[Stored items from a collection]
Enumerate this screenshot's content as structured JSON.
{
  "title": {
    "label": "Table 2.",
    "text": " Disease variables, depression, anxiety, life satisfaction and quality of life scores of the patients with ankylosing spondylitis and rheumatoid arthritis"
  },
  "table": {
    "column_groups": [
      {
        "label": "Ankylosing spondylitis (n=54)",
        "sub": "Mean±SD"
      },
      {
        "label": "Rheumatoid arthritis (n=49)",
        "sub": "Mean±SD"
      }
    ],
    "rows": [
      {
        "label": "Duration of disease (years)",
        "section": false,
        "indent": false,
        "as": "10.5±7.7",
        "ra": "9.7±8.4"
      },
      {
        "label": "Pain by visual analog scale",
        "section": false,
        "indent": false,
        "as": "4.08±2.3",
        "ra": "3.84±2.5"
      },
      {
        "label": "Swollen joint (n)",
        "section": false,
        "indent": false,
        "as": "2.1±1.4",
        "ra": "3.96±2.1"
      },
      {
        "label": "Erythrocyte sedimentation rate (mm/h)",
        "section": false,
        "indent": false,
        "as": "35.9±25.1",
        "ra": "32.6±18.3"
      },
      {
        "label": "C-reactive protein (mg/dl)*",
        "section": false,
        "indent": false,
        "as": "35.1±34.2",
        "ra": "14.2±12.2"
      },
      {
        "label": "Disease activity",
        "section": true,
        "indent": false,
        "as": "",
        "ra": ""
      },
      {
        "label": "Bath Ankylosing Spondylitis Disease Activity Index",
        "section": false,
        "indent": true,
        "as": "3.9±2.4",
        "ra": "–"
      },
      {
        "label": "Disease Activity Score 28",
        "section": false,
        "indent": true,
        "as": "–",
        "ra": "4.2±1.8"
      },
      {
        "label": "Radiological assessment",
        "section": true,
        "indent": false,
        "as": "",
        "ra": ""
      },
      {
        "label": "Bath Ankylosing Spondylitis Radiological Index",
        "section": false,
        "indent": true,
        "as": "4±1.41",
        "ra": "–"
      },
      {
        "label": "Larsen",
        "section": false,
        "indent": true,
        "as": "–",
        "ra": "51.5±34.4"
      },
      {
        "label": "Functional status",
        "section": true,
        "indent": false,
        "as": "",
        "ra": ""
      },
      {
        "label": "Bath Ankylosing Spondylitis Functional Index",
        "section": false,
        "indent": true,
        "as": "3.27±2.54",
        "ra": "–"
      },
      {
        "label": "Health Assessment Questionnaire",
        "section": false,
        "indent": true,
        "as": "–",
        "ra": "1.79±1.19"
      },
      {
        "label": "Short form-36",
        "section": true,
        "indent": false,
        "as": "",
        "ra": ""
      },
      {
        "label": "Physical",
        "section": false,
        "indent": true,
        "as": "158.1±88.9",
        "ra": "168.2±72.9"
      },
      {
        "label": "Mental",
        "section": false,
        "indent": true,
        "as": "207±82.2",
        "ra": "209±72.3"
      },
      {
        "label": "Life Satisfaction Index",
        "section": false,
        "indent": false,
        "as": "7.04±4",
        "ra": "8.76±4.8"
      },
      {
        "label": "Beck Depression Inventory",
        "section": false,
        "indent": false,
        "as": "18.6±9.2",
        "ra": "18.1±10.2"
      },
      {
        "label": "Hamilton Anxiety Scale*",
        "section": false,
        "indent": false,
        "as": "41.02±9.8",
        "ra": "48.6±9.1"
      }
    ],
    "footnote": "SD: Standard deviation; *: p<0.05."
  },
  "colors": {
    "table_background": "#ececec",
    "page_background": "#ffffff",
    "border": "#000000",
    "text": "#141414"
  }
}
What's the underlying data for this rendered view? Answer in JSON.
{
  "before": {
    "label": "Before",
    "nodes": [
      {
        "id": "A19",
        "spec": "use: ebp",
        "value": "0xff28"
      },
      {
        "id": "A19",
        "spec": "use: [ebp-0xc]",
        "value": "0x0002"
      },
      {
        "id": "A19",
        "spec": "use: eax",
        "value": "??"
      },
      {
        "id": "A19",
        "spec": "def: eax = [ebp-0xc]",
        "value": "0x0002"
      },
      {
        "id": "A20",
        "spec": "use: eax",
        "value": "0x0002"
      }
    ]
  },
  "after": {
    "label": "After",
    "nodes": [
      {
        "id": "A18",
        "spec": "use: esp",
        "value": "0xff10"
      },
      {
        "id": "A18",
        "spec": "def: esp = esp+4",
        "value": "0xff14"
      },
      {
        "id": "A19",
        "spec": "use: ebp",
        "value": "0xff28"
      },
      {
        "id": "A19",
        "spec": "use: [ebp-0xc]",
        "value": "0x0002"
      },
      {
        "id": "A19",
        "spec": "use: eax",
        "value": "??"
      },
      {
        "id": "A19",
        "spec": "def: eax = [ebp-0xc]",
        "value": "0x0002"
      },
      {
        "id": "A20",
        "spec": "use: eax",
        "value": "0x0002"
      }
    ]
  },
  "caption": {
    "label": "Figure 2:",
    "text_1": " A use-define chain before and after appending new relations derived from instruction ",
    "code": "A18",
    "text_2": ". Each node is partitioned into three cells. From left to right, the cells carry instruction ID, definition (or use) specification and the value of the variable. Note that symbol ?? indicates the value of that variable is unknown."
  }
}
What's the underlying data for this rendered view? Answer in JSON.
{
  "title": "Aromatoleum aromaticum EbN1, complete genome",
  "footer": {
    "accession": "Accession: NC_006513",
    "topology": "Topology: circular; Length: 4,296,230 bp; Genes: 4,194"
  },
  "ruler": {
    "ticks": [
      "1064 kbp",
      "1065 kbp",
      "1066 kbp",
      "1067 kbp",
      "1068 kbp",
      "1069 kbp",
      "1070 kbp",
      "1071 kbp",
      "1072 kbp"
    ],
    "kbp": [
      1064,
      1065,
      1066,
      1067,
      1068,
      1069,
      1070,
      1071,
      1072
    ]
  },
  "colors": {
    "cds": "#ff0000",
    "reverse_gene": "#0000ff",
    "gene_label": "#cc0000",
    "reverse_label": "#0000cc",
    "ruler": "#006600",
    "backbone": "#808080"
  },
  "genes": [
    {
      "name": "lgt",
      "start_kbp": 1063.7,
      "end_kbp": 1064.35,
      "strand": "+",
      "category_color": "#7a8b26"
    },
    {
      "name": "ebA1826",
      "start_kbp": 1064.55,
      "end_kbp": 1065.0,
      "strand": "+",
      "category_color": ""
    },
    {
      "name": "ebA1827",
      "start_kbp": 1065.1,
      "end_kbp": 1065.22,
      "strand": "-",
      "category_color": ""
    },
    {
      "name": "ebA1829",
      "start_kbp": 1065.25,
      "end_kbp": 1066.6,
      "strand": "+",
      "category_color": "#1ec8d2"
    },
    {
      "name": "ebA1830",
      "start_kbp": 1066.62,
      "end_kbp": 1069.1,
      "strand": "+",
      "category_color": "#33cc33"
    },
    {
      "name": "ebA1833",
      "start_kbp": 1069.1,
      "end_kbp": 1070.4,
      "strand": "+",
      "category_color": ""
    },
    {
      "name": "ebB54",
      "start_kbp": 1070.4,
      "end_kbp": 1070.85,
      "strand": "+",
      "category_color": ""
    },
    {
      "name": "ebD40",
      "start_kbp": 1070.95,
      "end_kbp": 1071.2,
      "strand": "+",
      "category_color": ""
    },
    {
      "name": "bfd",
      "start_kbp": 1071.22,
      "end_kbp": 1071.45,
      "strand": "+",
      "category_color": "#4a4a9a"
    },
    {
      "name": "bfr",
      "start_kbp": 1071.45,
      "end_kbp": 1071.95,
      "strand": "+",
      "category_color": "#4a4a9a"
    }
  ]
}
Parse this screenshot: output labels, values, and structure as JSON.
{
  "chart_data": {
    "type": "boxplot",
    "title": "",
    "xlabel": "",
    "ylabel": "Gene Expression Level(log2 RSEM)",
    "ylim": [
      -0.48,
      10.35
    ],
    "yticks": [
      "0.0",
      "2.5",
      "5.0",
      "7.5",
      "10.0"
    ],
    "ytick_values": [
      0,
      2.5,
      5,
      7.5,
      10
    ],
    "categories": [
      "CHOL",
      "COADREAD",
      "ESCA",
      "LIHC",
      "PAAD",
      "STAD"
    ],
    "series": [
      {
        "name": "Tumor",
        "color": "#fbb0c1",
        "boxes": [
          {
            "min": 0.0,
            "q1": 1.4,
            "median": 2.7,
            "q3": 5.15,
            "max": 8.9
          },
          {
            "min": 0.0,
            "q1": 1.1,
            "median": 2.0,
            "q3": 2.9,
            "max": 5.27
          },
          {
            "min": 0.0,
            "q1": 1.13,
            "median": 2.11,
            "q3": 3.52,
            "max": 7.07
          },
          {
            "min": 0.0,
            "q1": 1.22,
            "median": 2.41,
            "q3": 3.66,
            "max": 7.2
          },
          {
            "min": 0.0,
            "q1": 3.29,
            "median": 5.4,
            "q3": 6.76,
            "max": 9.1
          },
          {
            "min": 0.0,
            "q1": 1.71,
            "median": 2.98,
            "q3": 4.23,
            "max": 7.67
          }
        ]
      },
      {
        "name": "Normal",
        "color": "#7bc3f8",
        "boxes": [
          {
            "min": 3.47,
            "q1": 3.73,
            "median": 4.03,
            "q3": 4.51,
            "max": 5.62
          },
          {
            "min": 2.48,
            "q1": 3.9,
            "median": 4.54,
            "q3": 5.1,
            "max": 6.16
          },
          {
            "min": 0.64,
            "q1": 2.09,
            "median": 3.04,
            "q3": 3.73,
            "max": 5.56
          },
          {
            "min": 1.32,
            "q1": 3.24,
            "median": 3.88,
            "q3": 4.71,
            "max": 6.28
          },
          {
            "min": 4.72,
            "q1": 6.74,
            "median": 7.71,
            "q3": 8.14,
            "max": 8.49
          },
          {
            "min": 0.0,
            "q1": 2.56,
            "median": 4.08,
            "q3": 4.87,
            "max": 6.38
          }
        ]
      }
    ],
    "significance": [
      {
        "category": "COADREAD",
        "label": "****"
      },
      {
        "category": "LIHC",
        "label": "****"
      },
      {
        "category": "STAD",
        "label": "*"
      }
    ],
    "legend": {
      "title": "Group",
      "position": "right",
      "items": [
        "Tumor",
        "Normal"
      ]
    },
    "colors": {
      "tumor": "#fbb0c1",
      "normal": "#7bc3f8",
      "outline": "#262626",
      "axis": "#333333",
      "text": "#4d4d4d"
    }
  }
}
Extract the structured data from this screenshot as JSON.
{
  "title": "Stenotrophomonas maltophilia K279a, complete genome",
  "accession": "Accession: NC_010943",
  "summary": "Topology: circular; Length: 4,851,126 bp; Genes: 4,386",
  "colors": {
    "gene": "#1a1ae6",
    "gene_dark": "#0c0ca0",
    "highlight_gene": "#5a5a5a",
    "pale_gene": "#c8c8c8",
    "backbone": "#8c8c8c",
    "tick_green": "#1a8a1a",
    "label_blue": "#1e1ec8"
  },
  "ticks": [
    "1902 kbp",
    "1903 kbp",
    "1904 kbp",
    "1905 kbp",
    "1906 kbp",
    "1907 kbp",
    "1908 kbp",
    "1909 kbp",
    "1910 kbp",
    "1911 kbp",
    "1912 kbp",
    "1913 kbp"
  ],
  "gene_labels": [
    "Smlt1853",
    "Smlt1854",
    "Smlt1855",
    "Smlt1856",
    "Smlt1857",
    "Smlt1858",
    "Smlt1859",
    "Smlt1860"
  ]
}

# DESCRIPTION OF THE TASK
Could you find each line in the entries that contains the string "circular" and copy it?

# RESPONSE BELOW
    "topology": "Topology: circular; Length: 4,296,230 bp; Genes: 4,194"
  "summary": "Topology: circular; Length: 4,851,126 bp; Genes: 4,386",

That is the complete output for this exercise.